▸ Exercise requirements: Extract every record, keeping each one exactly as it is.

▸ Material supplied:
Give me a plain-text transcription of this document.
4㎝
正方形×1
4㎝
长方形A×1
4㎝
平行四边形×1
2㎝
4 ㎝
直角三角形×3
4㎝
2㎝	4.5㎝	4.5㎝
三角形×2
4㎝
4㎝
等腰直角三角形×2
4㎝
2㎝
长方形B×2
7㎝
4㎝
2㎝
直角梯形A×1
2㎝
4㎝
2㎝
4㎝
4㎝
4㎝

▸ Solution to this problem:
Give me a plain-text transcription of this document.
4㎝
正方形×1
4㎝
长方形A×1
4㎝
平行四边形×1
2㎝
4 ㎝
直角三角形×3
4㎝
2㎝	4.5㎝	4.5㎝
三角形×2
4㎝
4㎝
等腰直角三角形×2
4㎝
2㎝
长方形B×2
7㎝
4㎝
2㎝
直角梯形A×1
2㎝
4㎝
2㎝
4㎝
4㎝
4㎝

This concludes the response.